[TASK PROMPT]
Wherever the string "caption" shows up in a line, count that line. Give the total alone.

[STORED ROWS]
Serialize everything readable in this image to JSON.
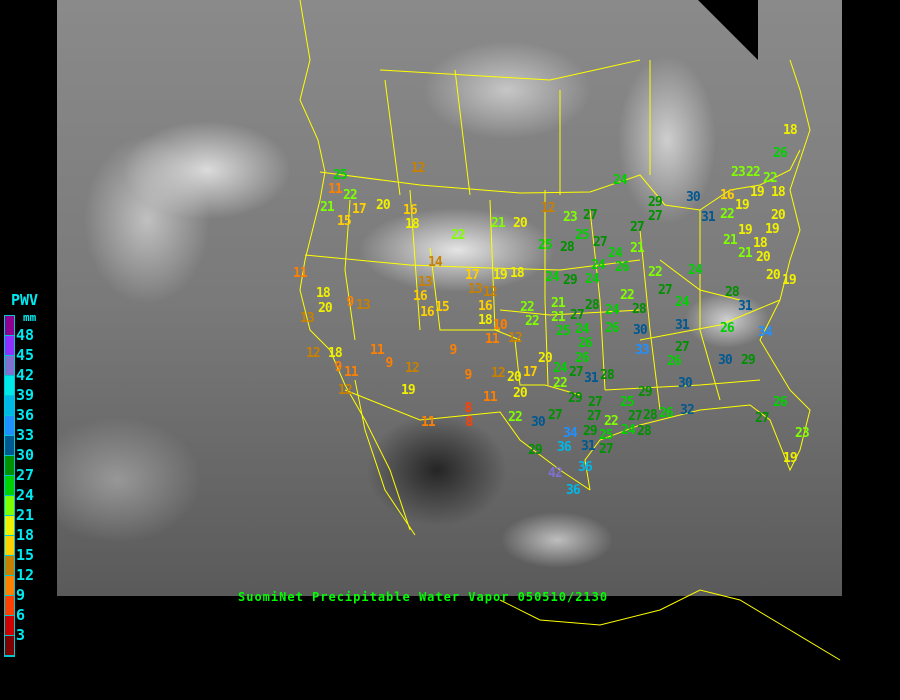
{
  "caption": "SuomiNet Precipitable Water Vapor 050510/2130",
  "legend": {
    "title": "PWV",
    "unit": "mm",
    "ticks": [
      "48",
      "45",
      "42",
      "39",
      "36",
      "33",
      "30",
      "27",
      "24",
      "21",
      "18",
      "15",
      "12",
      "9",
      "6",
      "3"
    ],
    "colors": [
      "#900090",
      "#9030ff",
      "#8070d0",
      "#00e8e8",
      "#00b8e8",
      "#2090ff",
      "#005890",
      "#009000",
      "#00d000",
      "#80ff00",
      "#f0f000",
      "#ffd000",
      "#c88000",
      "#ff8000",
      "#ff4000",
      "#d00000",
      "#800000"
    ]
  },
  "colors": {
    "borders": "#ffff00",
    "caption": "#00ff00",
    "legend_text": "#00e8f0"
  },
  "stations": [
    12,
    25,
    11,
    22,
    21,
    17,
    20,
    15,
    16,
    18,
    22,
    21,
    20,
    12,
    23,
    11,
    14,
    17,
    19,
    18,
    13,
    13,
    12,
    16,
    16,
    18,
    18,
    20,
    9,
    13,
    22,
    21,
    16,
    15,
    13,
    10,
    11,
    12,
    11,
    9,
    12,
    18,
    9,
    11,
    9,
    12,
    9,
    12,
    20,
    17,
    19,
    12,
    20,
    11,
    8,
    8,
    11,
    22,
    18,
    26,
    24,
    23,
    22,
    22,
    30,
    16,
    19,
    19,
    18,
    29,
    27,
    31,
    22,
    20,
    19,
    27,
    27,
    25,
    28,
    25,
    27,
    21,
    21,
    19,
    18,
    21,
    20,
    24,
    24,
    26,
    22,
    24,
    24,
    29,
    24,
    20,
    19,
    22,
    27,
    28,
    24,
    28,
    24,
    28,
    31,
    22,
    21,
    27,
    26,
    30,
    31,
    26,
    34,
    25,
    24,
    26,
    33,
    27,
    26,
    30,
    29,
    26,
    20,
    24,
    27,
    31,
    28,
    22,
    29,
    30,
    29,
    27,
    27,
    25,
    27,
    32,
    26,
    27,
    28,
    26,
    23,
    19,
    30,
    27,
    29,
    34,
    31,
    25,
    27,
    22,
    24,
    28,
    36,
    29,
    36,
    42,
    36
  ]
}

[THE RESPONSE]
2